> _Task objective_
From the entries below, pull out each line where "rate" appears.

(Dataset entries on figures)
----------

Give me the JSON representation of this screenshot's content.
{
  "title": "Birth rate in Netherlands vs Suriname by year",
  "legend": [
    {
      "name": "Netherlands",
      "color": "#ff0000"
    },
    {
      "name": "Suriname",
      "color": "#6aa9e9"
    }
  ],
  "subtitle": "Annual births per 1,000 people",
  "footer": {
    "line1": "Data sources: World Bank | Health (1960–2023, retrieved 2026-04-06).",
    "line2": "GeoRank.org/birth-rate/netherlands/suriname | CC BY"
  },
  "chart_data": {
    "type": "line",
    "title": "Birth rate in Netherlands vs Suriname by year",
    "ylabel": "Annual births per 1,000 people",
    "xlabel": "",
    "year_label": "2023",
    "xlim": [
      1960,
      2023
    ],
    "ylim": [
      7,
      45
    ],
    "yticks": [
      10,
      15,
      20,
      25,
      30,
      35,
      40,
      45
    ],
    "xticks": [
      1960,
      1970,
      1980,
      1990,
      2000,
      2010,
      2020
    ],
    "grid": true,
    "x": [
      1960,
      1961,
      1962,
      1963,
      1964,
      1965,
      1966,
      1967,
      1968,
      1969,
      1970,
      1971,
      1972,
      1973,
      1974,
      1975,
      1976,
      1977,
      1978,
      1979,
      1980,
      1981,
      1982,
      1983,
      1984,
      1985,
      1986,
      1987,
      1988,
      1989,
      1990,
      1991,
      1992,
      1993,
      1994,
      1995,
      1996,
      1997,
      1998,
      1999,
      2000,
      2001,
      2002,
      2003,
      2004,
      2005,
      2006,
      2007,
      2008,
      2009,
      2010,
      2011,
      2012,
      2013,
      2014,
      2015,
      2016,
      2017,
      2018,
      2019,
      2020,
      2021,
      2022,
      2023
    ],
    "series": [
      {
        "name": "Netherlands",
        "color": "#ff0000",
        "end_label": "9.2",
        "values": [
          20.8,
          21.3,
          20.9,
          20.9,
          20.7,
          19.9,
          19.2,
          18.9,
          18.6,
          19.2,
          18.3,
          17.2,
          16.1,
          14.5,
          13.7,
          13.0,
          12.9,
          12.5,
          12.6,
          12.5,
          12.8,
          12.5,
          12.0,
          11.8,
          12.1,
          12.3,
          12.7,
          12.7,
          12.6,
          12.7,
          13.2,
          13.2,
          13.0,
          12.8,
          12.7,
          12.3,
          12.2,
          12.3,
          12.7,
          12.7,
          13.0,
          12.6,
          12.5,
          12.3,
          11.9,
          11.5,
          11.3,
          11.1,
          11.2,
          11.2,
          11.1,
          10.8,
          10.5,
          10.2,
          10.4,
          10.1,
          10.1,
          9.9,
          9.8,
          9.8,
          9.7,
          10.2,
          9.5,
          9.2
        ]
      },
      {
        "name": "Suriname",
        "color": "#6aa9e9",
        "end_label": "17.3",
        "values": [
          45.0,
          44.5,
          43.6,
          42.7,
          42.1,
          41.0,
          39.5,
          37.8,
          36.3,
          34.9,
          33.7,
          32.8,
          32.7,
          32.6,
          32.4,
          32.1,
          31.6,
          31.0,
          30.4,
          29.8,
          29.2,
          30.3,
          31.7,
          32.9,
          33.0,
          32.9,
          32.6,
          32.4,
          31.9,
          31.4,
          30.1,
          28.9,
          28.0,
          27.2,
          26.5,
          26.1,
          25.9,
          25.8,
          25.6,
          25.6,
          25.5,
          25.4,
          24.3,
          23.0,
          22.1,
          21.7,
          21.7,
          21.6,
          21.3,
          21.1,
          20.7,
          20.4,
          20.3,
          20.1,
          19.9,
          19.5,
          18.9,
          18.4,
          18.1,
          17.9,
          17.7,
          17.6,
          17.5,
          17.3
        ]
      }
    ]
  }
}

----------

> _The output_
  "title": "Birth rate in Netherlands vs Suriname by year",
    "line2": "GeoRank.org/birth-rate/netherlands/suriname | CC BY"
    "title": "Birth rate in Netherlands vs Suriname by year",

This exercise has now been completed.